> _Extracted data entries_
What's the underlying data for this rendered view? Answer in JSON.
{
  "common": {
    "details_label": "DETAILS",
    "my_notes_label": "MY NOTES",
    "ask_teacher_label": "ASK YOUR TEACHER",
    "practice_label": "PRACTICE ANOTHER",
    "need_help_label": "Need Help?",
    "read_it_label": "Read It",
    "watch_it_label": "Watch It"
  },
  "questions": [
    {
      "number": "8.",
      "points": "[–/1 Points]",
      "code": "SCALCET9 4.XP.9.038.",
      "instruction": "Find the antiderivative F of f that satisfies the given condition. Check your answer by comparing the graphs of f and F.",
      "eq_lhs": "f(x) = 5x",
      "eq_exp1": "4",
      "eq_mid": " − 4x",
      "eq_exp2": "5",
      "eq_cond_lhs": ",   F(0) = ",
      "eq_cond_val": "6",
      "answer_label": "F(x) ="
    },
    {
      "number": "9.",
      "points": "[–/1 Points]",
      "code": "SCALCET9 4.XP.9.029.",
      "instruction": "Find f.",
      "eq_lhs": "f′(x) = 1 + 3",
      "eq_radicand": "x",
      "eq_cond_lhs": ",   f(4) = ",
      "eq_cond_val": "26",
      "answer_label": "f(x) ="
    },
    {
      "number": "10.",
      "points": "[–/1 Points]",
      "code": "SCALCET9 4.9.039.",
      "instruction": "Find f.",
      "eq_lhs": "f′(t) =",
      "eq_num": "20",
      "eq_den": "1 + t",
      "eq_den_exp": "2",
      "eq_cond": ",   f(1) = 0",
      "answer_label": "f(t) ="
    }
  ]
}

> _Task instructions_
From the records above, report the count of lines containing "code" and nothing more.

> _Answer to this exercise_
3